**** Records for the task
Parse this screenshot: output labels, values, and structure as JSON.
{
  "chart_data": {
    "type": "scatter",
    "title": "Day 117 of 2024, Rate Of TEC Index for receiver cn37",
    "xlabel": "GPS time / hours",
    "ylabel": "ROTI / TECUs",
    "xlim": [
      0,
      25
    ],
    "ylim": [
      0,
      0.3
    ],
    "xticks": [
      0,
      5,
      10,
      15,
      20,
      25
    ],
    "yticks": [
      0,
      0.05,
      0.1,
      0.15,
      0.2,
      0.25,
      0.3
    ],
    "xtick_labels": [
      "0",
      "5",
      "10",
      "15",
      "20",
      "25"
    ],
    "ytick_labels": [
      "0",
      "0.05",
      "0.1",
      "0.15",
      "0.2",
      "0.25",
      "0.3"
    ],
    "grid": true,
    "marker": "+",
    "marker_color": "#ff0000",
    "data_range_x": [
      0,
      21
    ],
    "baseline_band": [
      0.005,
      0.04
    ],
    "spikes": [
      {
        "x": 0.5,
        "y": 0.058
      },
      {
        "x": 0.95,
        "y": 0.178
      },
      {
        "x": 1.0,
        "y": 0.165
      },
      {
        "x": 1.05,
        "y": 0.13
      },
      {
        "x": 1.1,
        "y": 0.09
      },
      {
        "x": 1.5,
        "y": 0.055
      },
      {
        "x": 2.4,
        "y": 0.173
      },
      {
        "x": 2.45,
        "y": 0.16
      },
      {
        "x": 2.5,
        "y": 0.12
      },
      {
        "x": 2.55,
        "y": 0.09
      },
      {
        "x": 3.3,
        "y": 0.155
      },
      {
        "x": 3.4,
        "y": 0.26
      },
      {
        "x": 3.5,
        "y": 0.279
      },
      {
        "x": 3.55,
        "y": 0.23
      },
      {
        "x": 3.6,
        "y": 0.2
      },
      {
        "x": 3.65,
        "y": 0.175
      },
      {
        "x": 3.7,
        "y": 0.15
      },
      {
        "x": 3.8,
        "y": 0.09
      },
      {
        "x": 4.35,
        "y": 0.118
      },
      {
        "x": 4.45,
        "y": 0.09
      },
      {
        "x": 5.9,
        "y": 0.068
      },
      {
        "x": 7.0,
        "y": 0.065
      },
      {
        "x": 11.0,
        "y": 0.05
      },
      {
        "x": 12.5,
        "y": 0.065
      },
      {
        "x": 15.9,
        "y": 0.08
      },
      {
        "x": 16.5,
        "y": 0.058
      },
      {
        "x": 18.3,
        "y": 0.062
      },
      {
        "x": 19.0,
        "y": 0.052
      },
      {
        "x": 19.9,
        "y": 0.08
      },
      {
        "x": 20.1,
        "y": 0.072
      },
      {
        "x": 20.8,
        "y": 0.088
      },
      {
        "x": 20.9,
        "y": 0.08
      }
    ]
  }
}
********
**** Records for the task
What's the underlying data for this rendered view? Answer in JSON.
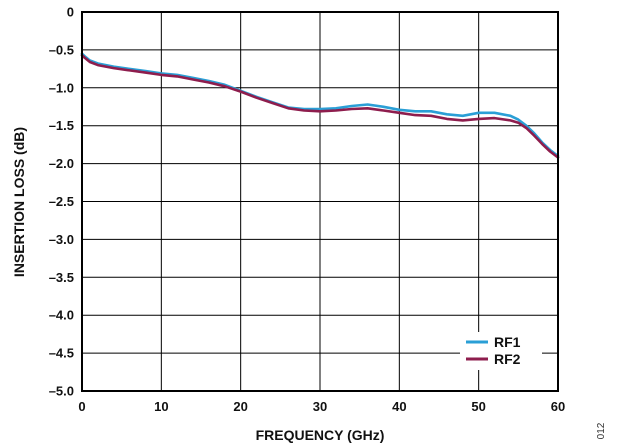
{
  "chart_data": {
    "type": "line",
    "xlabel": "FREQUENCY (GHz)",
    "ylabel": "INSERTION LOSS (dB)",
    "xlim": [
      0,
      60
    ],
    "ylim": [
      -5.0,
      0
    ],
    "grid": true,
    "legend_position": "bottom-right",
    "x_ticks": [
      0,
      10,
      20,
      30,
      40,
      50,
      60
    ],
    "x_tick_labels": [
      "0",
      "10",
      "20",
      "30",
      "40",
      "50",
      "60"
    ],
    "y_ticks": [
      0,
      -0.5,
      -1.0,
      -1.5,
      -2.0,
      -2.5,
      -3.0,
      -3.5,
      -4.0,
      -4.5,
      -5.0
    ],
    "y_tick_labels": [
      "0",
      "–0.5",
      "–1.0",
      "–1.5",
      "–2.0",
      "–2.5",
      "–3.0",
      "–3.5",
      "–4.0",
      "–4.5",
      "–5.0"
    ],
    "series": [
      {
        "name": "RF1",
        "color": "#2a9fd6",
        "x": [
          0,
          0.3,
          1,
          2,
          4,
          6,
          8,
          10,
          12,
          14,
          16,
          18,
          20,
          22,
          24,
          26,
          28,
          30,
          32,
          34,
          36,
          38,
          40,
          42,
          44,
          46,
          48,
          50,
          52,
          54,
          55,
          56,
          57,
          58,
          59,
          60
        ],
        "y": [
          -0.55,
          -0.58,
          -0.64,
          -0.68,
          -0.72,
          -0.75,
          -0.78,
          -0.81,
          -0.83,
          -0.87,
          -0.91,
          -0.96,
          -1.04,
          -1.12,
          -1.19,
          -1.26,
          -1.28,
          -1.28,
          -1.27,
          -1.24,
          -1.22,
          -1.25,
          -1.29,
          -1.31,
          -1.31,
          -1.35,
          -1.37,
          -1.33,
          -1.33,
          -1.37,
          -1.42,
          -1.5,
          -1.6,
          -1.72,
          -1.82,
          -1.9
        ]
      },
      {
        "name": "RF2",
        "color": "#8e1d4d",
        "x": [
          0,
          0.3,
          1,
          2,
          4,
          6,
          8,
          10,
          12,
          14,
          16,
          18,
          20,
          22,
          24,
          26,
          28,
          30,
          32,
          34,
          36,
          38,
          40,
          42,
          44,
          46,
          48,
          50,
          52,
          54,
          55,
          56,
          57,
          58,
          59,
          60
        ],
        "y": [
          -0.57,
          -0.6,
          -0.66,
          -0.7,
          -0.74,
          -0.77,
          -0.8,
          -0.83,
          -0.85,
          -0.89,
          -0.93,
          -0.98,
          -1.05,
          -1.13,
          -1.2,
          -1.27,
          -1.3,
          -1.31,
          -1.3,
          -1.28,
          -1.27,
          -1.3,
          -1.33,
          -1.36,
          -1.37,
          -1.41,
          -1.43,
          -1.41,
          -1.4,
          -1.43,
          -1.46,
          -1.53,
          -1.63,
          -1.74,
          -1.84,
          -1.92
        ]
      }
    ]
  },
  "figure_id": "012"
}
********
**** Records for the task
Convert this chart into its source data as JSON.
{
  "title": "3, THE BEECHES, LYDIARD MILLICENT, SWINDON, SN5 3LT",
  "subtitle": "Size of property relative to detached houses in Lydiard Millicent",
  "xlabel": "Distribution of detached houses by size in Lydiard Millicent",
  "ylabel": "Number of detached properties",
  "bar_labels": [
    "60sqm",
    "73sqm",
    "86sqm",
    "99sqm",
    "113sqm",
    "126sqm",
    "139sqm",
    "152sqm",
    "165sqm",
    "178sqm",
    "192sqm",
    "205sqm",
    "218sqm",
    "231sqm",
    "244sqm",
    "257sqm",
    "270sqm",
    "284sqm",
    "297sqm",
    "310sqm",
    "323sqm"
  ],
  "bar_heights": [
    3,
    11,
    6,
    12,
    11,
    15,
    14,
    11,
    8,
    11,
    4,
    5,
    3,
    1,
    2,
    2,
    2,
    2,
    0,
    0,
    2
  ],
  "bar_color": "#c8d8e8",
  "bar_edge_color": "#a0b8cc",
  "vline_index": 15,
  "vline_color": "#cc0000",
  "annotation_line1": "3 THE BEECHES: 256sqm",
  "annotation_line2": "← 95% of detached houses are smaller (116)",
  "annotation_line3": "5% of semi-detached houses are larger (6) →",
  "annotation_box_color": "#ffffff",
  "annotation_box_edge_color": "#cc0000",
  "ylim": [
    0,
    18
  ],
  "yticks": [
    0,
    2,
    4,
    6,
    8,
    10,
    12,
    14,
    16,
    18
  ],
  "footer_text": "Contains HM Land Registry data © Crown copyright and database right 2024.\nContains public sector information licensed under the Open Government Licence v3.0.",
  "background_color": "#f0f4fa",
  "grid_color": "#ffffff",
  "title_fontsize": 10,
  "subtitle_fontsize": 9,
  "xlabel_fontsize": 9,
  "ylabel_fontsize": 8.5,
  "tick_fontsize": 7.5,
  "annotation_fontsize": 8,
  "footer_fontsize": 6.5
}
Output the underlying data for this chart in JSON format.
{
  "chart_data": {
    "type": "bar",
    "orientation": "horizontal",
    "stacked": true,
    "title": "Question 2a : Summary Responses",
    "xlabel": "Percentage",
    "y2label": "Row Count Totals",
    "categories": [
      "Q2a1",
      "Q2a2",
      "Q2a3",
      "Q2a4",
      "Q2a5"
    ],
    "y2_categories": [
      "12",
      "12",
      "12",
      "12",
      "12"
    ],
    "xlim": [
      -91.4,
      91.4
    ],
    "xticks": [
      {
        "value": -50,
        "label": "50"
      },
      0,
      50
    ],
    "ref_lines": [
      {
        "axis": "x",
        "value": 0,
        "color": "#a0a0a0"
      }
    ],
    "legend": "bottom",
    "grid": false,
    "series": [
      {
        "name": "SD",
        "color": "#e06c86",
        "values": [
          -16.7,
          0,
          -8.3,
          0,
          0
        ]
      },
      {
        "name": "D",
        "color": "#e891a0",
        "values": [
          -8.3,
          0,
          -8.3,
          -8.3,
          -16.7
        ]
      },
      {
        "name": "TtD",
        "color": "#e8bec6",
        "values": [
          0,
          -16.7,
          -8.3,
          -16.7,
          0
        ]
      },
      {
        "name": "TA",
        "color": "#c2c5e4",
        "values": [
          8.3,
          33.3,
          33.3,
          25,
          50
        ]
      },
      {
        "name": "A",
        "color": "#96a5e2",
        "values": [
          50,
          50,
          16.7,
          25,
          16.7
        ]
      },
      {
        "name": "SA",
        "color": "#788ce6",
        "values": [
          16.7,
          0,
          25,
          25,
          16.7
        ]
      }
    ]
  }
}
********
- Exercise instructions -
State how many lines of the listing above include the word "houses". Give nothing but the number.

- Solution to the exercise -
4